Set out every line bearing the string "object".

--- Begin ---

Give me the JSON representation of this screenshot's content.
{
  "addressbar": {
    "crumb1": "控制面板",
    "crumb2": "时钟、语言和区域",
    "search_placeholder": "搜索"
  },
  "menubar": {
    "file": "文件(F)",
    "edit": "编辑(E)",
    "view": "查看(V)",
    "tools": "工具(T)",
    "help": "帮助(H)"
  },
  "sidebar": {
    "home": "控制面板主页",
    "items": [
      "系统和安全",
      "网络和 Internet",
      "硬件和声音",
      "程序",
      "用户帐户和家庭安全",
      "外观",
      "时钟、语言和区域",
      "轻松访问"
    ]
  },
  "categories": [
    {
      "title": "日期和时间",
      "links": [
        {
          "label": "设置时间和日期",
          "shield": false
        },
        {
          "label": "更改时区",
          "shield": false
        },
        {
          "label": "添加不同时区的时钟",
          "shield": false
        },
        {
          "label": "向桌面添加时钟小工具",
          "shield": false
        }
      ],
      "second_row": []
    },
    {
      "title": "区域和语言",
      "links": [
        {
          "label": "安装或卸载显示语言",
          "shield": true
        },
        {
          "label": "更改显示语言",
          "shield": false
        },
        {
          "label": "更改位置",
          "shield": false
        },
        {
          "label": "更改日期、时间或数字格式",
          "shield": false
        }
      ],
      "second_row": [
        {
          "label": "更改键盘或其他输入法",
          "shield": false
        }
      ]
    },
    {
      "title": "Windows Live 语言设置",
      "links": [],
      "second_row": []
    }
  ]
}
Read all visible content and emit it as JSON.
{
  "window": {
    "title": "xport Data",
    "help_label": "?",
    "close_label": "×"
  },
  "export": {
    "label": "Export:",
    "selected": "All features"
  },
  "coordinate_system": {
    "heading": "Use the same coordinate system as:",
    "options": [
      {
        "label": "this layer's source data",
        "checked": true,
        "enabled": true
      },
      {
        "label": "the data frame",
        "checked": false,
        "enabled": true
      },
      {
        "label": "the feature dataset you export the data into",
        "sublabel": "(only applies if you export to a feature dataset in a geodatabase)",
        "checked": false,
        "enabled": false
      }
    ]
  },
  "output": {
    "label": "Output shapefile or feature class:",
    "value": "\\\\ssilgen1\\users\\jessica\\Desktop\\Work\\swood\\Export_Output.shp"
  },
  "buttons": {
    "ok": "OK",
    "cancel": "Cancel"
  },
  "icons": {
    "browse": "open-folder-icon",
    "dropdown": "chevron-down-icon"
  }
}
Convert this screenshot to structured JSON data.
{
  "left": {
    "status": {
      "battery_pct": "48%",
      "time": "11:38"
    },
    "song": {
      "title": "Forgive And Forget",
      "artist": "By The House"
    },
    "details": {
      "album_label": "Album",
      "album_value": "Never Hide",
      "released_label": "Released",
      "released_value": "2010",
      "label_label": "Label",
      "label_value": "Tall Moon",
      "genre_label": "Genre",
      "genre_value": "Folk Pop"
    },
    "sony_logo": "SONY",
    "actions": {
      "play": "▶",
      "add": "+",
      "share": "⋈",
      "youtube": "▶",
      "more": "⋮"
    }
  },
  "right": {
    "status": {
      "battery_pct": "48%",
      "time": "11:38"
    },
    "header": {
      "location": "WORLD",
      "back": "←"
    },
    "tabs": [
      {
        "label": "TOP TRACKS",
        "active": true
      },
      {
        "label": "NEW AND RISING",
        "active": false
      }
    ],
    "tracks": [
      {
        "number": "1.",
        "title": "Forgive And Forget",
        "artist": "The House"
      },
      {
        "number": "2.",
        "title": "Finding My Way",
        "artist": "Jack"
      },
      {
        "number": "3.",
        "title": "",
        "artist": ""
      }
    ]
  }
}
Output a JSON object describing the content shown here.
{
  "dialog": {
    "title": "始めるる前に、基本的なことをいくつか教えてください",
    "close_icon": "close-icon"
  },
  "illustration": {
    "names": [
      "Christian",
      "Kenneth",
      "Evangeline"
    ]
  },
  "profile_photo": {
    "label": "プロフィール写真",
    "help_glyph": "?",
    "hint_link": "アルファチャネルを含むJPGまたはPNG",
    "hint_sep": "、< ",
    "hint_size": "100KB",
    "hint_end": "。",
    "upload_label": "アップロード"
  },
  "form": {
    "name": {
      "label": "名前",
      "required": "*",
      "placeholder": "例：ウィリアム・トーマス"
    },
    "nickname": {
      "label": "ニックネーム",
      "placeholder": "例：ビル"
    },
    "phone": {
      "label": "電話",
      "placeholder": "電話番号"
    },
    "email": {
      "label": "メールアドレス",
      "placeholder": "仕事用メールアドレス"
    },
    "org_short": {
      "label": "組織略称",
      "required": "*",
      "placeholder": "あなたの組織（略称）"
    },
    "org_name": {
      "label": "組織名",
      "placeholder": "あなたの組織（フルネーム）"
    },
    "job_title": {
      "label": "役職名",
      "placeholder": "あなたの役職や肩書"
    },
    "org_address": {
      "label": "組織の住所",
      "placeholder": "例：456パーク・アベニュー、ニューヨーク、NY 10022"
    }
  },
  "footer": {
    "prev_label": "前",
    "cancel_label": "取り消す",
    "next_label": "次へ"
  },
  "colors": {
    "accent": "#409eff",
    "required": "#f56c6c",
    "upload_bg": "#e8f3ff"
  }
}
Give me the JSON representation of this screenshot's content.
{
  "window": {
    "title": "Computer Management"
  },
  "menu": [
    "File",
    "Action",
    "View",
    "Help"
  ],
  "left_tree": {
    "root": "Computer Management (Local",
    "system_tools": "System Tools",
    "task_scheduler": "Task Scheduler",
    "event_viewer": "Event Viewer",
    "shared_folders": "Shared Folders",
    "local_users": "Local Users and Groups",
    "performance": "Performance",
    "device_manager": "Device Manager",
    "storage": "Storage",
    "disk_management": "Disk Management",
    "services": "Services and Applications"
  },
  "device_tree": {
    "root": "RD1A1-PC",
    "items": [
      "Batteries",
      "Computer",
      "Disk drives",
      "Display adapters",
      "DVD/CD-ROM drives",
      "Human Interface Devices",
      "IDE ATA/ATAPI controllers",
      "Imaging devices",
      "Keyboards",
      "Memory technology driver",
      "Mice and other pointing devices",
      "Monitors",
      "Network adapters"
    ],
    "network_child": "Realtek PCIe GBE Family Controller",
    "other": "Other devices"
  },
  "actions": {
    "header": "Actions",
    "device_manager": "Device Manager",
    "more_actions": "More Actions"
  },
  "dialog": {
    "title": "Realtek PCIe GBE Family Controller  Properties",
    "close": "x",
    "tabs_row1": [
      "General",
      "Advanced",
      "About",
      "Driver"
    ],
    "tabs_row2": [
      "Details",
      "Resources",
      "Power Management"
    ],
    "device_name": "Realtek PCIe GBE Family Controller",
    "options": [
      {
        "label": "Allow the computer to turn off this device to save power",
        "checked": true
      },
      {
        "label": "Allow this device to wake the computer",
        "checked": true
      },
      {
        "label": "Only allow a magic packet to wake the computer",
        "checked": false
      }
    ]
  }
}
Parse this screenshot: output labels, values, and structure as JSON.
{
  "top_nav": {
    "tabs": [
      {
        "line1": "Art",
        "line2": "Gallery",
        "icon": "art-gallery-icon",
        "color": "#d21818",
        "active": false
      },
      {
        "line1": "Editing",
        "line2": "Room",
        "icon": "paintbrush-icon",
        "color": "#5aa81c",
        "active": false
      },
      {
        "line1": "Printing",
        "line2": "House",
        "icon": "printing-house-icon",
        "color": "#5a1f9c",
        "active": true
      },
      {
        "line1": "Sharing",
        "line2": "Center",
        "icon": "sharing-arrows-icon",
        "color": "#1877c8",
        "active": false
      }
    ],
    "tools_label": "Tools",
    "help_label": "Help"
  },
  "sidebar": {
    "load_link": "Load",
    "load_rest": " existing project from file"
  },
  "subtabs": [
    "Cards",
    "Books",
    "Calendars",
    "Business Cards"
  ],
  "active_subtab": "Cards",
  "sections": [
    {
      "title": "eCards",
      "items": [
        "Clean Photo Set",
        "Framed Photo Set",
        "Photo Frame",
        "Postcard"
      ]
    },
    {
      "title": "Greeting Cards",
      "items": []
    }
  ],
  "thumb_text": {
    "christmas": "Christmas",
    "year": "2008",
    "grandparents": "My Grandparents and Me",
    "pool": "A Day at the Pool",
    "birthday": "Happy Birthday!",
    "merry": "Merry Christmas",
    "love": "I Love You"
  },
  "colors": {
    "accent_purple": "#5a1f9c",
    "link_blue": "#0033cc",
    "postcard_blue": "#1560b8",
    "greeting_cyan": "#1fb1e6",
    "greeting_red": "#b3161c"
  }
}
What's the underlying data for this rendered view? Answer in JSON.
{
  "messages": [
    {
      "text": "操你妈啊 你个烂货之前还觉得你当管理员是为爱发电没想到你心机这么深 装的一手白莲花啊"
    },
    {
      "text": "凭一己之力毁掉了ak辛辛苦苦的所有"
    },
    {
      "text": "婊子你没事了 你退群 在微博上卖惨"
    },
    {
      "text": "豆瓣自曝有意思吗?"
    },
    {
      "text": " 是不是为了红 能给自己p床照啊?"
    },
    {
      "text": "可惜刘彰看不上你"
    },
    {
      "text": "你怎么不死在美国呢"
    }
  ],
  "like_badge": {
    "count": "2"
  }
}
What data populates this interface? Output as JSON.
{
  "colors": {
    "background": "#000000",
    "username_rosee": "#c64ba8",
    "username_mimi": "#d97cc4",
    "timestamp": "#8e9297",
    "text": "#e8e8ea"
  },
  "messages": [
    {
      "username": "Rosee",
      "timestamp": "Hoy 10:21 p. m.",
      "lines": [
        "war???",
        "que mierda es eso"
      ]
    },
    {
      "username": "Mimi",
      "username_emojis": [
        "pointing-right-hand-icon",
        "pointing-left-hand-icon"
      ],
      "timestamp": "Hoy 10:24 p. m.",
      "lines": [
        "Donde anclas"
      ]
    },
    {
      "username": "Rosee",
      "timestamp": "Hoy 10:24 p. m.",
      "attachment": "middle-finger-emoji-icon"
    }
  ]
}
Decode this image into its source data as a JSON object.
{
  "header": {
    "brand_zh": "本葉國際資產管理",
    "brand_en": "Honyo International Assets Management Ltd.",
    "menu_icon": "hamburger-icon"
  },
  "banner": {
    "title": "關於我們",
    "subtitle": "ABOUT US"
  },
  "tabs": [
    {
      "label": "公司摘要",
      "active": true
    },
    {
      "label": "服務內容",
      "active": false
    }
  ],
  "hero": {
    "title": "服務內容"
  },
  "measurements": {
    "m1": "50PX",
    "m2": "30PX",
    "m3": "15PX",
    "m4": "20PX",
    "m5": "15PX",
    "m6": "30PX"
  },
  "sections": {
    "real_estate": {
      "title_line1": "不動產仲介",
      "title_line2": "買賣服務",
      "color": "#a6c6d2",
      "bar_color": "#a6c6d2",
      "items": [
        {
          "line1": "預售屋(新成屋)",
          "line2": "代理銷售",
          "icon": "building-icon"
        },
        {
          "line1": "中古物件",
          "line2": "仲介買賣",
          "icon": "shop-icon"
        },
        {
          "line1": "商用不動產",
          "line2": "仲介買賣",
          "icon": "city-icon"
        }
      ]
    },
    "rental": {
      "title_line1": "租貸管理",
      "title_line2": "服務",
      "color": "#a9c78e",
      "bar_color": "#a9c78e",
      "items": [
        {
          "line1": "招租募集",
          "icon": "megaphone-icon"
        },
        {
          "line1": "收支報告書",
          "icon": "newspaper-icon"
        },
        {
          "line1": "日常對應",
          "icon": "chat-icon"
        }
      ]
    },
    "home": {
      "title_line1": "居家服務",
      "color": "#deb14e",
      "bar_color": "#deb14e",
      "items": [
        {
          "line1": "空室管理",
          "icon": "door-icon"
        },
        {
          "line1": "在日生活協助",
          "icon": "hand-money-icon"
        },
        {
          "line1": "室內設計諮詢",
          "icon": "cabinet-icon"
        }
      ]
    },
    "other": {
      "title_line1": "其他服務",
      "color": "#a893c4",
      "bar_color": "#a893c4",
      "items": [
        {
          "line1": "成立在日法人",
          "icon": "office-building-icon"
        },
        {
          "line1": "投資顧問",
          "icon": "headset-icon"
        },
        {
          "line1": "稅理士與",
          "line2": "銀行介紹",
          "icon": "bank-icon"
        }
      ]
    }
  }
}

--- End ---

» **CORRECT RESULT**:
Output a JSON object describing the content shown here.
Decode this image into its source data as a JSON object.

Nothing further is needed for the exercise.